>> begin Available data

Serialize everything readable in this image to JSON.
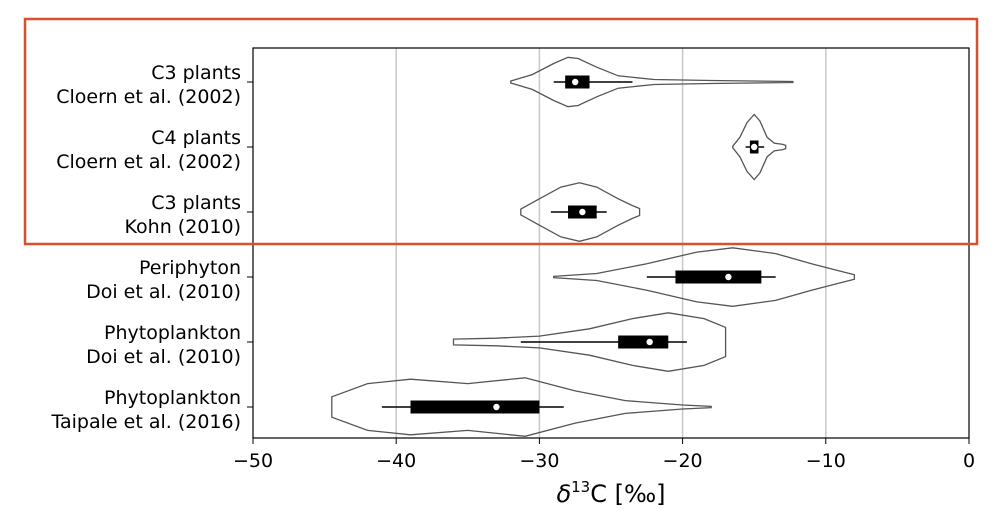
{
  "chart_data": {
    "type": "violin",
    "orientation": "horizontal",
    "xlabel": {
      "prefix": "δ",
      "superscript": "13",
      "suffix": "C [‰]"
    },
    "xlim": [
      -50,
      0
    ],
    "xticks": [
      -50,
      -40,
      -30,
      -20,
      -10,
      0
    ],
    "xtick_labels": [
      "−50",
      "−40",
      "−30",
      "−20",
      "−10",
      "0"
    ],
    "grid": "vertical",
    "highlight": {
      "rows": [
        0,
        1,
        2
      ],
      "color": "#d9512c"
    },
    "colors": {
      "violin_edge": "#555555",
      "grid": "#c8c8c8",
      "box": "#000000",
      "median": "#ffffff"
    },
    "categories": [
      {
        "label_lines": [
          "C3 plants",
          "Cloern et al. (2002)"
        ],
        "min": -32.0,
        "max": -12.3,
        "q1": -28.2,
        "median": -27.5,
        "q3": -26.5,
        "whisker_low": -29.0,
        "whisker_high": -23.5,
        "max_half_width": 0.38,
        "profile": [
          [
            -32.0,
            0.04
          ],
          [
            -30.5,
            0.3
          ],
          [
            -29.0,
            0.75
          ],
          [
            -28.0,
            1.0
          ],
          [
            -27.3,
            0.95
          ],
          [
            -26.0,
            0.6
          ],
          [
            -24.5,
            0.25
          ],
          [
            -22.0,
            0.1
          ],
          [
            -18.0,
            0.06
          ],
          [
            -12.3,
            0.02
          ]
        ]
      },
      {
        "label_lines": [
          "C4 plants",
          "Cloern et al. (2002)"
        ],
        "min": -16.5,
        "max": -12.8,
        "q1": -15.3,
        "median": -15.0,
        "q3": -14.7,
        "whisker_low": -15.6,
        "whisker_high": -14.3,
        "max_half_width": 0.5,
        "profile": [
          [
            -16.5,
            0.02
          ],
          [
            -16.0,
            0.3
          ],
          [
            -15.5,
            0.75
          ],
          [
            -15.0,
            1.0
          ],
          [
            -14.6,
            0.8
          ],
          [
            -14.1,
            0.3
          ],
          [
            -13.6,
            0.12
          ],
          [
            -13.0,
            0.08
          ],
          [
            -12.8,
            0.05
          ]
        ]
      },
      {
        "label_lines": [
          "C3 plants",
          "Kohn (2010)"
        ],
        "min": -31.3,
        "max": -23.0,
        "q1": -28.0,
        "median": -27.0,
        "q3": -26.0,
        "whisker_low": -29.2,
        "whisker_high": -25.3,
        "max_half_width": 0.45,
        "profile": [
          [
            -31.3,
            0.1
          ],
          [
            -30.0,
            0.45
          ],
          [
            -28.5,
            0.85
          ],
          [
            -27.2,
            1.0
          ],
          [
            -26.0,
            0.85
          ],
          [
            -24.5,
            0.45
          ],
          [
            -23.5,
            0.22
          ],
          [
            -23.0,
            0.12
          ]
        ]
      },
      {
        "label_lines": [
          "Periphyton",
          "Doi et al. (2010)"
        ],
        "min": -29.0,
        "max": -8.0,
        "q1": -20.5,
        "median": -16.8,
        "q3": -14.5,
        "whisker_low": -22.5,
        "whisker_high": -13.5,
        "max_half_width": 0.45,
        "profile": [
          [
            -29.0,
            0.02
          ],
          [
            -26.0,
            0.12
          ],
          [
            -22.5,
            0.45
          ],
          [
            -19.0,
            0.85
          ],
          [
            -16.5,
            1.0
          ],
          [
            -13.5,
            0.8
          ],
          [
            -11.0,
            0.45
          ],
          [
            -9.0,
            0.2
          ],
          [
            -8.0,
            0.08
          ]
        ]
      },
      {
        "label_lines": [
          "Phytoplankton",
          "Doi et al. (2010)"
        ],
        "min": -36.0,
        "max": -17.0,
        "q1": -24.5,
        "median": -22.3,
        "q3": -21.0,
        "whisker_low": -31.3,
        "whisker_high": -19.7,
        "max_half_width": 0.45,
        "profile": [
          [
            -36.0,
            0.1
          ],
          [
            -33.0,
            0.13
          ],
          [
            -30.0,
            0.2
          ],
          [
            -26.5,
            0.45
          ],
          [
            -23.5,
            0.8
          ],
          [
            -21.0,
            1.0
          ],
          [
            -18.5,
            0.8
          ],
          [
            -17.0,
            0.5
          ]
        ]
      },
      {
        "label_lines": [
          "Phytoplankton",
          "Taipale et al. (2016)"
        ],
        "min": -44.5,
        "max": -18.0,
        "q1": -39.0,
        "median": -33.0,
        "q3": -30.0,
        "whisker_low": -41.0,
        "whisker_high": -28.3,
        "max_half_width": 0.45,
        "profile": [
          [
            -44.5,
            0.35
          ],
          [
            -42.0,
            0.8
          ],
          [
            -39.0,
            0.95
          ],
          [
            -35.0,
            0.8
          ],
          [
            -31.0,
            1.0
          ],
          [
            -27.5,
            0.55
          ],
          [
            -24.0,
            0.22
          ],
          [
            -20.0,
            0.07
          ],
          [
            -18.0,
            0.02
          ]
        ]
      }
    ]
  }
}
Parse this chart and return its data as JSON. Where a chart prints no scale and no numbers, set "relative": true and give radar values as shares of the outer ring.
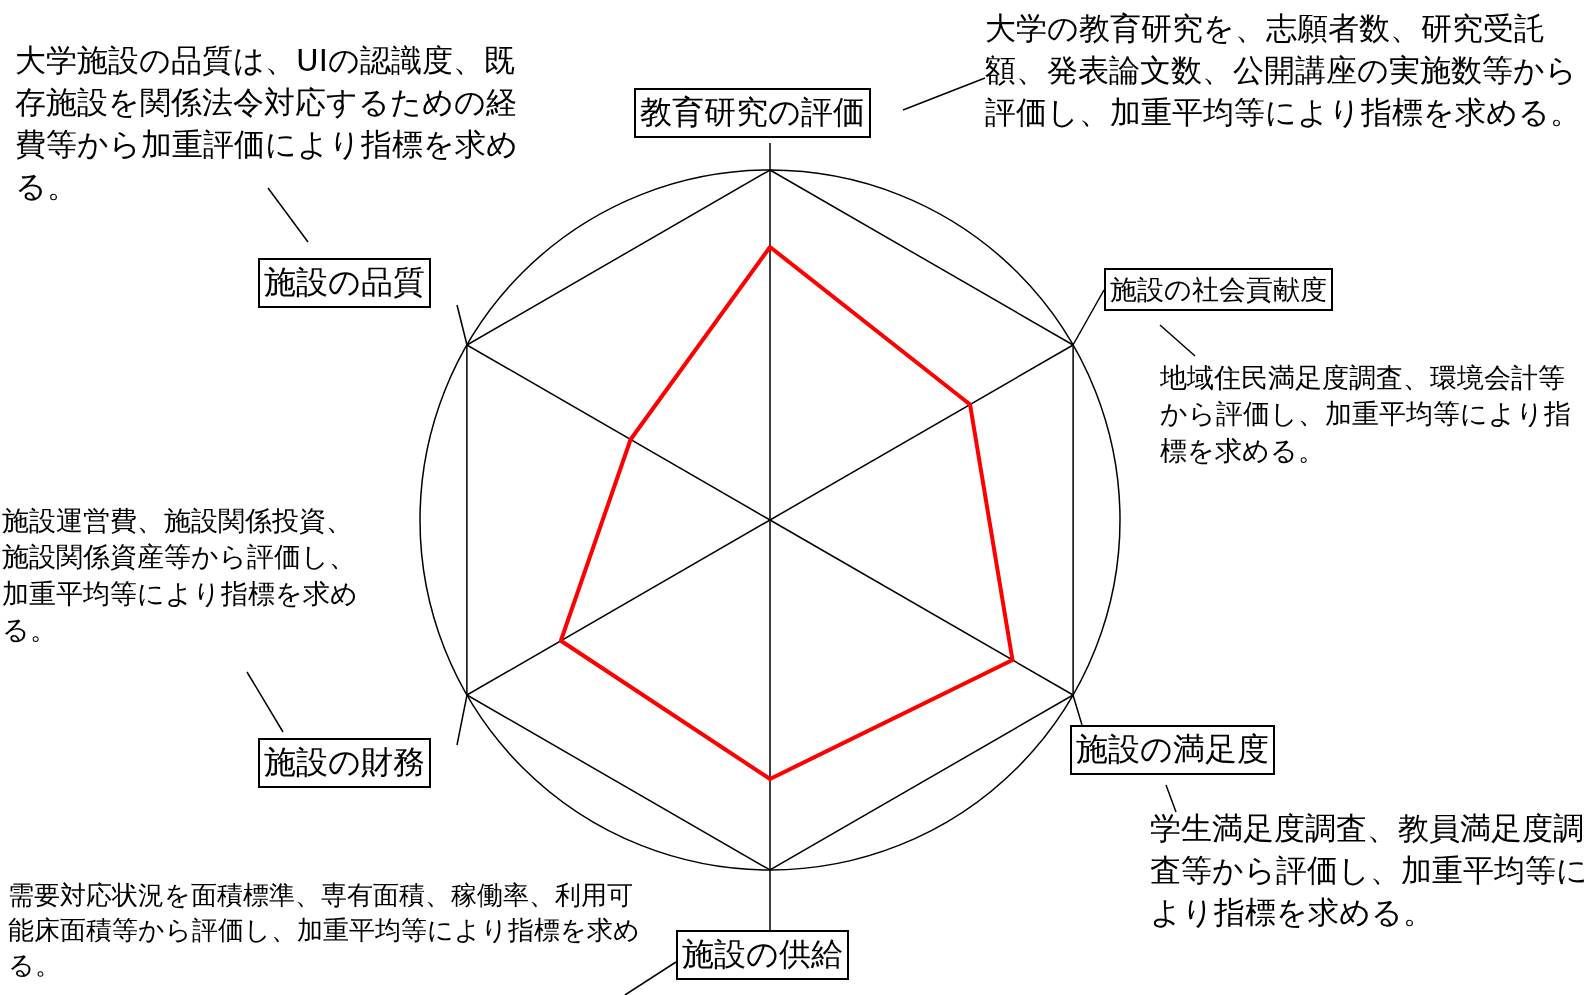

>> end Available data

» Goal
Filter the listing above for the string "this" and copy every matching line.

» Exercise solution
Serialize everything readable in this image to JSON.
Parse this chart and return its data as JSON. Where a chart prints no scale and no numbers, set "relative": true and give radar values as shares of the outer ring.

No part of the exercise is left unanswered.